* Ce que vous ferez *
Pour chacune des affirmations suivantes, dites par oui ou non si elle concorde avec l'entretien, et citez mot pour mot les termes de l'entretien qui le montrent. (a) L'égalité entre hommes et femmes figure à l'alinéa 3 du Préambule de la Constitution. (b) Les enseignants du premier cycle sont très majoritairement des hommes. (c) Les grandes écoles d'ingénierie ou de nouvelles technologies sont plus facilement accessibles aux femmes.

* Extrait proposé *
-------

Laurence Trastour-Isnart, « La France est un pays libre et la femme doit être en sûreté partout »
Laurence Trastour-Isnart, « La France est un pays libre et la femme doit être en sûreté partout »

Laurence Trastour-Isnart, « La France est un pays libre et la femme doit être en sûreté partout »

Bonjour Madame Trastour-Isnart. Votre rôle à l’Assemblée nationale vous permet d’être au plus près des débats concernant le droit des femmes. Quelles sont les difficultés encore récurrentes dans la société française ?

L’égalité entre hommes et femmes est inscrite dans le Préambule de la Constitution à l’alinéa 3. Il affirme que « La loi garantit à la femme, dans tous les domaines, des droits égaux à ceux de l’homme ». Il y a donc encore beaucoup à faire pour atteindre cet objectif.
De nombreux stéréotypes sociétaux perdurent et malgré une réelle progression, nous sommes toujours confrontés à des inégalités femmes-hommes en matière d’éducation, de mixité de l’orientation et de l’insertion professionnelle des jeunes diplômées, mais aussi de promotion des femmes et de leur position dans les instances dirigeantes et les conseils d’administration des entreprises.
Des améliorations doivent être envisagées dès la petite enfance car les enfants sont principalement élevés par des femmes. Les personnels des structures d’accueil des jeunes enfants, les assistants maternels et les enseignants du premier cycle sont très majoritairement des femmes. Cela crée chez nos enfants une image très stéréotypée qui n’est pas égalitaire. Les métiers de services sont occupés par des femmes. L’école ne donne pas encore suffisamment d’ambition aux filles et n’ouvre pas l’esprit au panel des métiers qu’elles pourraient occuper. Dans l’enseignement supérieur, je regrette les disparités qui sont encore très prégnantes. Les grandes écoles spécialisées dans l’ingénierie ou les nouvelles technologies sont plus difficilement accessibles pour elles. La Conférence des Grandes Écoles l’a démontré dans son baromètre annuel, il faut donc des objectifs clairs de progression malgré les résistances et les difficultés. Le comportement entre étudiants peut en faire partie, car il n’est pas irréprochable dans certaines écoles ou secteurs, et il peut être un véritable frein pour les jeunes femmes.

-------

* Données fournies *

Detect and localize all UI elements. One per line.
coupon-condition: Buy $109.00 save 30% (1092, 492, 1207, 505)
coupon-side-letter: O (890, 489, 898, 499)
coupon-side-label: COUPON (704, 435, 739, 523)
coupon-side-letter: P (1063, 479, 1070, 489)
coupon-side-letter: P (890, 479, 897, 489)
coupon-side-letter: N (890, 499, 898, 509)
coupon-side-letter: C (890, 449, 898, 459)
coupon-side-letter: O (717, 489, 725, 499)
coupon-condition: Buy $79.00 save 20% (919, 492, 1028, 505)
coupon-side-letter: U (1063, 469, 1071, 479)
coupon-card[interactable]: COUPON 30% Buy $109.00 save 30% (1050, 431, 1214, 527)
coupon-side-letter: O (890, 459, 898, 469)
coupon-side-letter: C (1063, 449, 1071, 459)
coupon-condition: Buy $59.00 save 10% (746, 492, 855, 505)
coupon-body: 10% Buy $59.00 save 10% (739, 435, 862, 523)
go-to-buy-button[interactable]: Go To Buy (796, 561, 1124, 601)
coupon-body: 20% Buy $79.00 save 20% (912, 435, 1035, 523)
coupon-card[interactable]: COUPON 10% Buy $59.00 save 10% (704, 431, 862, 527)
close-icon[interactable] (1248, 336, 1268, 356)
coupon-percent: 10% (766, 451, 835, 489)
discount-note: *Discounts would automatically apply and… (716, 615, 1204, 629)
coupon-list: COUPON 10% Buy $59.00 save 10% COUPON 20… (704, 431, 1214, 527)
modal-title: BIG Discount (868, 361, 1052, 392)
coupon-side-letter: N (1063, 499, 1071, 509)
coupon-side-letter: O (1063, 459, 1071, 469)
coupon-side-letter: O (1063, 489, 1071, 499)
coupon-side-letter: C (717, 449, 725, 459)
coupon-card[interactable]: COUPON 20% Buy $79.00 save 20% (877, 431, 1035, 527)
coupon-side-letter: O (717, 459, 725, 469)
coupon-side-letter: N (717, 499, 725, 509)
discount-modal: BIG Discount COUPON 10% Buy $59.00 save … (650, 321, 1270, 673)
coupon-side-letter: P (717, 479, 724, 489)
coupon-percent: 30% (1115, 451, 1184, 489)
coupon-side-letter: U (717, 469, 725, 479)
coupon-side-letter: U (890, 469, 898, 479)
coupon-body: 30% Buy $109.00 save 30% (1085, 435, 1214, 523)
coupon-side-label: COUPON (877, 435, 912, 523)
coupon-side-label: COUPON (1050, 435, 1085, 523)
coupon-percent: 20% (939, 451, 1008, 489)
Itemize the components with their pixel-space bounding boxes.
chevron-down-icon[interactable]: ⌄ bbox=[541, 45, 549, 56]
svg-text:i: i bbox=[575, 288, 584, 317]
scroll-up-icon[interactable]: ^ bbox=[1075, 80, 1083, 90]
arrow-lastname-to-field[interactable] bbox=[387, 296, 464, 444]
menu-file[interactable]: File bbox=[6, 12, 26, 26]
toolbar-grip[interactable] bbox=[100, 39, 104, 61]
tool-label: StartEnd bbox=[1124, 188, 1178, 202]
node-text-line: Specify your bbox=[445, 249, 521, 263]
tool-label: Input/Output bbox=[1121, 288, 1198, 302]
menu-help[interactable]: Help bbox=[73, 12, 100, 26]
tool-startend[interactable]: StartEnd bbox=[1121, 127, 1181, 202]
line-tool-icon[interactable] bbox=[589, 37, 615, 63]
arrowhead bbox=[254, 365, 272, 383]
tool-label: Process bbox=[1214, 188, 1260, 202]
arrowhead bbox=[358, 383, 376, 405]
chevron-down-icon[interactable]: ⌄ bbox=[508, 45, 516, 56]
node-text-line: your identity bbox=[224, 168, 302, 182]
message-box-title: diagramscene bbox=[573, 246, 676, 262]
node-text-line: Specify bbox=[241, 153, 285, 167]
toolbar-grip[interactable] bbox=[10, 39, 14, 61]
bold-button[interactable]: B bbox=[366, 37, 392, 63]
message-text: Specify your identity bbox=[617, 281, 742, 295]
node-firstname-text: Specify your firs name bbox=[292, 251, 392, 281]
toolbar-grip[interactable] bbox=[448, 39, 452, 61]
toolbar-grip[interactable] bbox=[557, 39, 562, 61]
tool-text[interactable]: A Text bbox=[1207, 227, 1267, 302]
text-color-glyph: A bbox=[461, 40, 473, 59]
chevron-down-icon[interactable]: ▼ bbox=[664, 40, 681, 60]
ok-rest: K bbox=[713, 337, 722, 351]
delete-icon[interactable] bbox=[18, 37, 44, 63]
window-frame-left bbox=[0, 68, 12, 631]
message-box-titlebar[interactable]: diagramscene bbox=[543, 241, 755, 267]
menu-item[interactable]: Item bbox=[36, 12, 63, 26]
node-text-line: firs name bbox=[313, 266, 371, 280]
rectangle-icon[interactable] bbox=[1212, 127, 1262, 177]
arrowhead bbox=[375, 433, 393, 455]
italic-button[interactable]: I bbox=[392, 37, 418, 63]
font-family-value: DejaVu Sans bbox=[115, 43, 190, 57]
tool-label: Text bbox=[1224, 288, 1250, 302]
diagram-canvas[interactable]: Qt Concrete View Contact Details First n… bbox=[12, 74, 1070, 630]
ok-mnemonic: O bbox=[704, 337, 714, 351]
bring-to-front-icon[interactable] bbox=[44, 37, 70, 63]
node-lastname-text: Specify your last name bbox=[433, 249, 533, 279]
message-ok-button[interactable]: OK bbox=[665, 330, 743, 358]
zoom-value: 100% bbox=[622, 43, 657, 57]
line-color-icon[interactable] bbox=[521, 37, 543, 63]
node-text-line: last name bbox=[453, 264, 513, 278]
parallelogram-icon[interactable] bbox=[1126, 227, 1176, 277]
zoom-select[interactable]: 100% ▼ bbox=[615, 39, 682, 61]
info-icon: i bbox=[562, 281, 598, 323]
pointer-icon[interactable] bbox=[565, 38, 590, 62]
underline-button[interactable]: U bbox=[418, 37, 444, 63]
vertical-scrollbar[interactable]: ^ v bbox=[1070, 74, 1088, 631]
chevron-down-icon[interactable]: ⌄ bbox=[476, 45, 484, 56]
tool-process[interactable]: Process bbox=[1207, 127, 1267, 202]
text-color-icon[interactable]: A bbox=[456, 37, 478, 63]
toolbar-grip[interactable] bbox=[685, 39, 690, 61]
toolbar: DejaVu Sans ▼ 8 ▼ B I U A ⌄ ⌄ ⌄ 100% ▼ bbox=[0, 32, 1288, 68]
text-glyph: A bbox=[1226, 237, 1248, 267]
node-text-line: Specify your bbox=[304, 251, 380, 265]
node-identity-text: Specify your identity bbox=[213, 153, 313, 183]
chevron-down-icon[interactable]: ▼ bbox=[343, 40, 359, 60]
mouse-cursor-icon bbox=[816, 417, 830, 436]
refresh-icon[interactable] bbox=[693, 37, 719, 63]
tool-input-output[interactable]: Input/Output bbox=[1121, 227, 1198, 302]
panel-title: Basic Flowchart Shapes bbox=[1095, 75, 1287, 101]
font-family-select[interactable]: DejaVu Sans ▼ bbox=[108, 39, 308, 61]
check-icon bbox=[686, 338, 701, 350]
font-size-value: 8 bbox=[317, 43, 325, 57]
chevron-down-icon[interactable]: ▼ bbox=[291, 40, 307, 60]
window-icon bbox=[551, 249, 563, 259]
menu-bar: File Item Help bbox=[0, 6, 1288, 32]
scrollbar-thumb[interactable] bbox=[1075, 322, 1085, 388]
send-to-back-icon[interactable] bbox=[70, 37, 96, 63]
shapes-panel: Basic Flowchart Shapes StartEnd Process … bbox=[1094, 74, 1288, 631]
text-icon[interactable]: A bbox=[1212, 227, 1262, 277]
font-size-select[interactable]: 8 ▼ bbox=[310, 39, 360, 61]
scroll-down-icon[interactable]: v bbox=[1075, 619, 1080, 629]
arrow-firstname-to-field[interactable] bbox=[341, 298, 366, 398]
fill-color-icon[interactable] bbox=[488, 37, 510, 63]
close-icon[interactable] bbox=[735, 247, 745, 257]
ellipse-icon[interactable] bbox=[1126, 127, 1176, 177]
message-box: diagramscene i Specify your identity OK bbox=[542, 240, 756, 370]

-------

* Résultat *
(a) Oui : « L’égalité entre hommes et femmes est inscrite dans le Préambule de la Constitution à l’alinéa 3 ».
(b) Non : « les enseignants du premier cycle sont très majoritairement des femmes ».
(c) Non : « Les grandes écoles spécialisées dans l’ingénierie ou les nouvelles technologies sont plus difficilement accessibles pour elles ».